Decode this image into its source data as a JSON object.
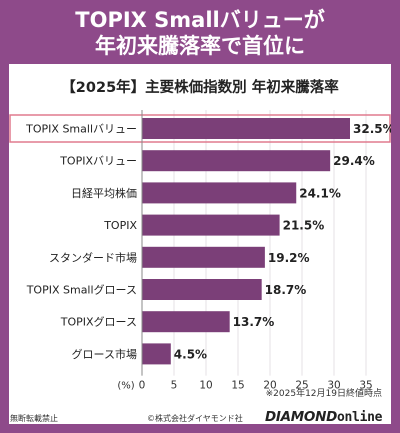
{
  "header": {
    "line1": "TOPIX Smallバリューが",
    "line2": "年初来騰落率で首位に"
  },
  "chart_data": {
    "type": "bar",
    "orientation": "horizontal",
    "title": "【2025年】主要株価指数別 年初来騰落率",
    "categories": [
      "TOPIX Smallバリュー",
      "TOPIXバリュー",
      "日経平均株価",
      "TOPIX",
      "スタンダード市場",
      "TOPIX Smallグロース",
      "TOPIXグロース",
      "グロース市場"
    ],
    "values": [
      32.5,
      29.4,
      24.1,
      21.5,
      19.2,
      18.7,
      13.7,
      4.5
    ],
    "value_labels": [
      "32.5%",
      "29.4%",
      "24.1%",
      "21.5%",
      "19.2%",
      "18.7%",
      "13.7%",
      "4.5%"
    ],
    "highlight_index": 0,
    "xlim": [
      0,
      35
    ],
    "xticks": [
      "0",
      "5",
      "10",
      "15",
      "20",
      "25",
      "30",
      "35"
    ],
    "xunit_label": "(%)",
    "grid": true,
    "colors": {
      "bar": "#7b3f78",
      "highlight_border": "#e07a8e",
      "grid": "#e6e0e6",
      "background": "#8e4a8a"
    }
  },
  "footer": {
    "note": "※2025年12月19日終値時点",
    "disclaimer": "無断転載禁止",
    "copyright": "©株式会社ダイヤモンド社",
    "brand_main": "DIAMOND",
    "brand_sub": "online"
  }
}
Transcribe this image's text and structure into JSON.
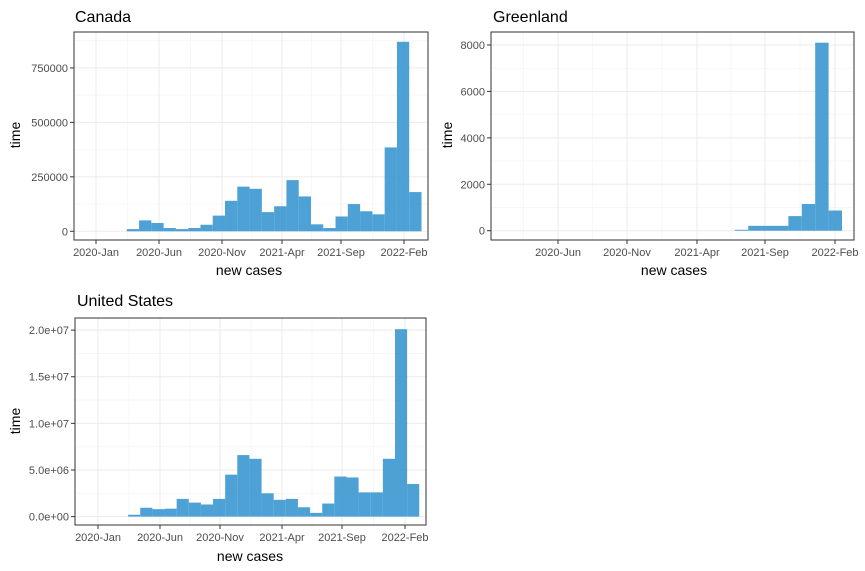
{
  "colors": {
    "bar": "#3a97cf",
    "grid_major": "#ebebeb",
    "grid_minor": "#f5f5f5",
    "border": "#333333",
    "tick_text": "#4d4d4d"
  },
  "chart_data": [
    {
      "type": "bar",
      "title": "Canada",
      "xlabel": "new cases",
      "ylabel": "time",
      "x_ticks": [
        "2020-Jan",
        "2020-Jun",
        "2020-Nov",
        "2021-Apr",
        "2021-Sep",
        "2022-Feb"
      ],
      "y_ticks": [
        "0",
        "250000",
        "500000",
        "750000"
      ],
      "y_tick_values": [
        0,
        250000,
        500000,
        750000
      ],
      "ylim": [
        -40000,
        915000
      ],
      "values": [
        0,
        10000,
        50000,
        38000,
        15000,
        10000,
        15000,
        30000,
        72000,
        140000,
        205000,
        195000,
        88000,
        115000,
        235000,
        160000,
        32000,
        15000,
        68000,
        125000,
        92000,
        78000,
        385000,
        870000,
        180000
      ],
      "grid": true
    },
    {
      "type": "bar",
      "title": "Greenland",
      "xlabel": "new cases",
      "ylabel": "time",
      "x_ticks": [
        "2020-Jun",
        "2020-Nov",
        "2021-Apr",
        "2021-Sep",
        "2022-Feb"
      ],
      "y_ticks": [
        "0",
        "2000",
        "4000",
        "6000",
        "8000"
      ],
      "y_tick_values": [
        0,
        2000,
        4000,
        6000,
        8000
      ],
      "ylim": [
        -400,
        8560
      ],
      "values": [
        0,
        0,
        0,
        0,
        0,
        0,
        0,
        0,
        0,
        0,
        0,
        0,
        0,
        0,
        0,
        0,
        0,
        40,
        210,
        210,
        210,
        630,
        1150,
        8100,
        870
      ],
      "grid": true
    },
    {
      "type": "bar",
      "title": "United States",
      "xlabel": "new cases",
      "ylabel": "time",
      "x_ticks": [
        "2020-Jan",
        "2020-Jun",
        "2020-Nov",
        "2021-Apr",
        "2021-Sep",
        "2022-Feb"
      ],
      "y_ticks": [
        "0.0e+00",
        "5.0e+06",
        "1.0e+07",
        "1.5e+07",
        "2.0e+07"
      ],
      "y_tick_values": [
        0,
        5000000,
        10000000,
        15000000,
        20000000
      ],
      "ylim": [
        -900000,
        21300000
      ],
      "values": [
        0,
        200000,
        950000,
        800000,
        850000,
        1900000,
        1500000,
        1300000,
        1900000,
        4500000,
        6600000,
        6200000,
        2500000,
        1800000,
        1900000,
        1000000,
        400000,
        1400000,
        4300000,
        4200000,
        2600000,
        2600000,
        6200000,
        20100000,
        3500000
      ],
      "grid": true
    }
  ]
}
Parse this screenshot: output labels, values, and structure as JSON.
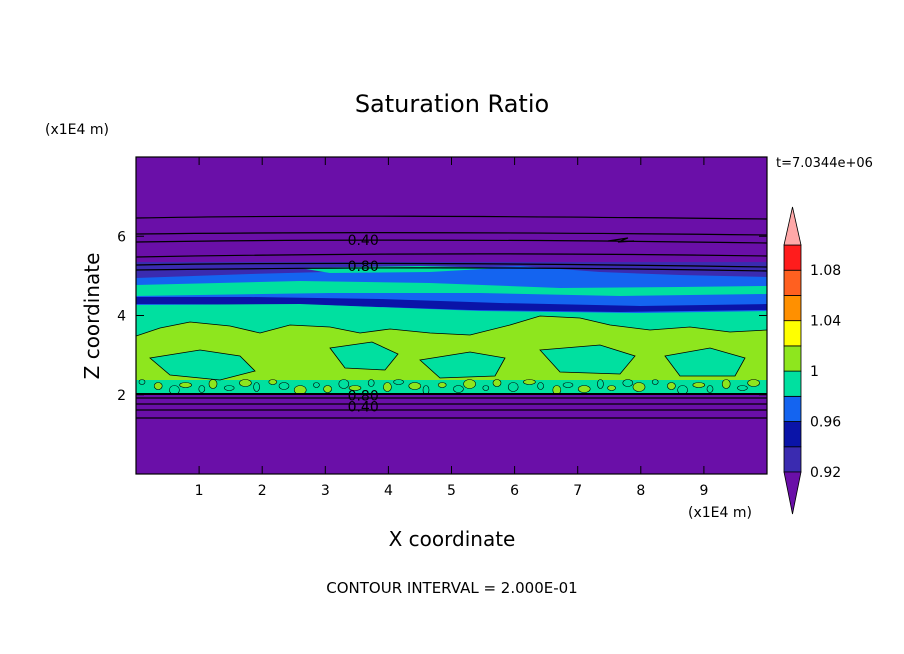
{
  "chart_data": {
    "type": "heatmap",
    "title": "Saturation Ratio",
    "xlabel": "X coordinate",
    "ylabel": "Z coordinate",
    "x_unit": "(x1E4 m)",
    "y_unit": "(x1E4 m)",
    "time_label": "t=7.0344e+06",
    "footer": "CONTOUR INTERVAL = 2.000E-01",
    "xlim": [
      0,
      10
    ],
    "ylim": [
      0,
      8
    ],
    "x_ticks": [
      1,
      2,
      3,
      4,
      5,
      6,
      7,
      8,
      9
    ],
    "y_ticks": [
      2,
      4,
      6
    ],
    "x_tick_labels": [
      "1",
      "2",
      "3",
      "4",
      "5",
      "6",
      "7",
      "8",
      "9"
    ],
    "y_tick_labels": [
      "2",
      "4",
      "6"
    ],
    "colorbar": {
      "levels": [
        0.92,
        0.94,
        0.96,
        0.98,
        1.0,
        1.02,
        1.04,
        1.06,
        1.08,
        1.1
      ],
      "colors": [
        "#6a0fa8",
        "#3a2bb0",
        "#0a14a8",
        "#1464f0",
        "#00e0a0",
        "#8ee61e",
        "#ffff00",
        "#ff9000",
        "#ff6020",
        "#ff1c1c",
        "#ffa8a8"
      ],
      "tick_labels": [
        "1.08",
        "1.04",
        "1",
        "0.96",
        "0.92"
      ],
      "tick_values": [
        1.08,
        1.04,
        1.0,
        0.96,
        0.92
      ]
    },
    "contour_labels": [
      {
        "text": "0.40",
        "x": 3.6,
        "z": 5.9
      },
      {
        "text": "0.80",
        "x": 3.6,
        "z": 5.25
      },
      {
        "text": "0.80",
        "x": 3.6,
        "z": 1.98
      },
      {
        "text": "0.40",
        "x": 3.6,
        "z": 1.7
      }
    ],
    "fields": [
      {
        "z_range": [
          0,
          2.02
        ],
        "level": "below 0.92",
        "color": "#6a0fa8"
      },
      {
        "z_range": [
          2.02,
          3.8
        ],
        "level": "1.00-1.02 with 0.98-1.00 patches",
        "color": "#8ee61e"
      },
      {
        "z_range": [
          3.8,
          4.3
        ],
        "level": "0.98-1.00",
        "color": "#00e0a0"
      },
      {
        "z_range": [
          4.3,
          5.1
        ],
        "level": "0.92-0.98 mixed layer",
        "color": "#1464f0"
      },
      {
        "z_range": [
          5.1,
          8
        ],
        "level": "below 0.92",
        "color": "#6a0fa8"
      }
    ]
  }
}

◆ ◆ ◆

- _WRITTEN REQUEST_: Where a line in the material above holds "footer", copy that line.

- _RESPONSE_:
  "footer": {
    "footer": "CONTOUR INTERVAL = 2.000E-01",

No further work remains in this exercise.